The task: Transcribe the whole listing below without changing a word, but leave out every image.

[Extracted records]

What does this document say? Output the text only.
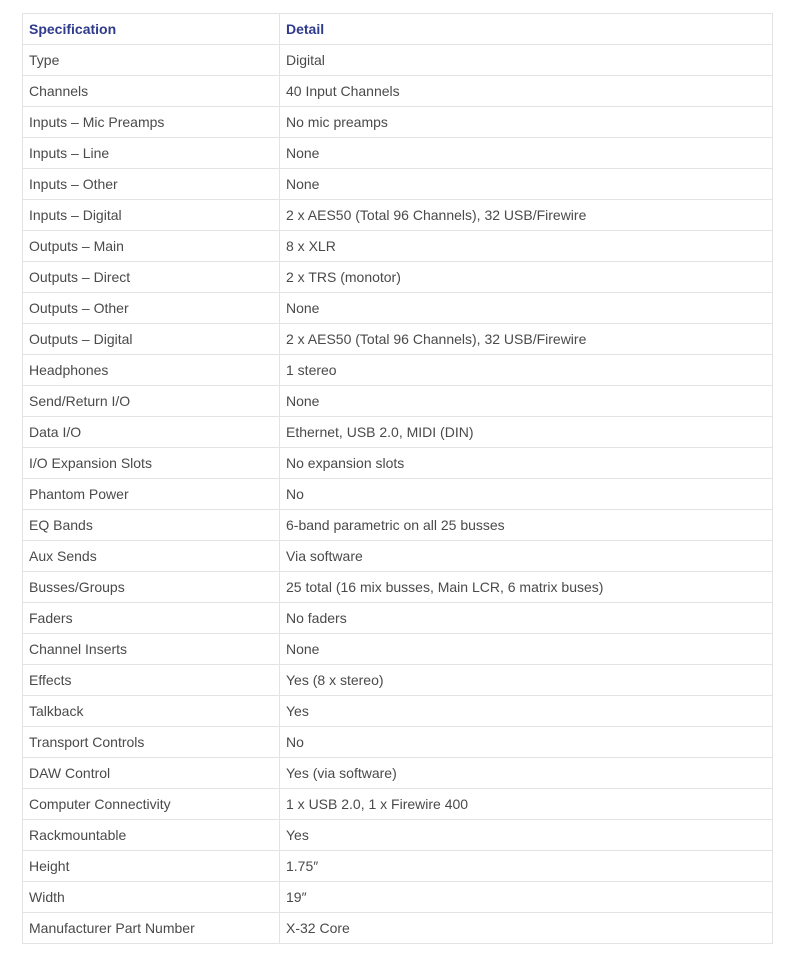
Specification	Detail
Type	Digital
Channels	40 Input Channels
Inputs – Mic Preamps	No mic preamps
Inputs – Line	None
Inputs – Other	None
Inputs – Digital	2 x AES50 (Total 96 Channels), 32 USB/Firewire
Outputs – Main	8 x XLR
Outputs – Direct	2 x TRS (monotor)
Outputs – Other	None
Outputs – Digital	2 x AES50 (Total 96 Channels), 32 USB/Firewire
Headphones	1 stereo
Send/Return I/O	None
Data I/O	Ethernet, USB 2.0, MIDI (DIN)
I/O Expansion Slots	No expansion slots
Phantom Power	No
EQ Bands	6-band parametric on all 25 busses
Aux Sends	Via software
Busses/Groups	25 total (16 mix busses, Main LCR, 6 matrix buses)
Faders	No faders
Channel Inserts	None
Effects	Yes (8 x stereo)
Talkback	Yes
Transport Controls	No
DAW Control	Yes (via software)
Computer Connectivity	1 x USB 2.0, 1 x Firewire 400
Rackmountable	Yes
Height	1.75″
Width	19″
Manufacturer Part Number	X-32 Core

Output for this task:
What does this document say? Output the text only.
Specification	Detail
Type	Digital
Channels	40 Input Channels
Inputs – Mic Preamps	No mic preamps
Inputs – Line	None
Inputs – Other	None
Inputs – Digital	2 x AES50 (Total 96 Channels), 32 USB/Firewire
Outputs – Main	8 x XLR
Outputs – Direct	2 x TRS (monotor)
Outputs – Other	None
Outputs – Digital	2 x AES50 (Total 96 Channels), 32 USB/Firewire
Headphones	1 stereo
Send/Return I/O	None
Data I/O	Ethernet, USB 2.0, MIDI (DIN)
I/O Expansion Slots	No expansion slots
Phantom Power	No
EQ Bands	6-band parametric on all 25 busses
Aux Sends	Via software
Busses/Groups	25 total (16 mix busses, Main LCR, 6 matrix buses)
Faders	No faders
Channel Inserts	None
Effects	Yes (8 x stereo)
Talkback	Yes
Transport Controls	No
DAW Control	Yes (via software)
Computer Connectivity	1 x USB 2.0, 1 x Firewire 400
Rackmountable	Yes
Height	1.75″
Width	19″
Manufacturer Part Number	X-32 Core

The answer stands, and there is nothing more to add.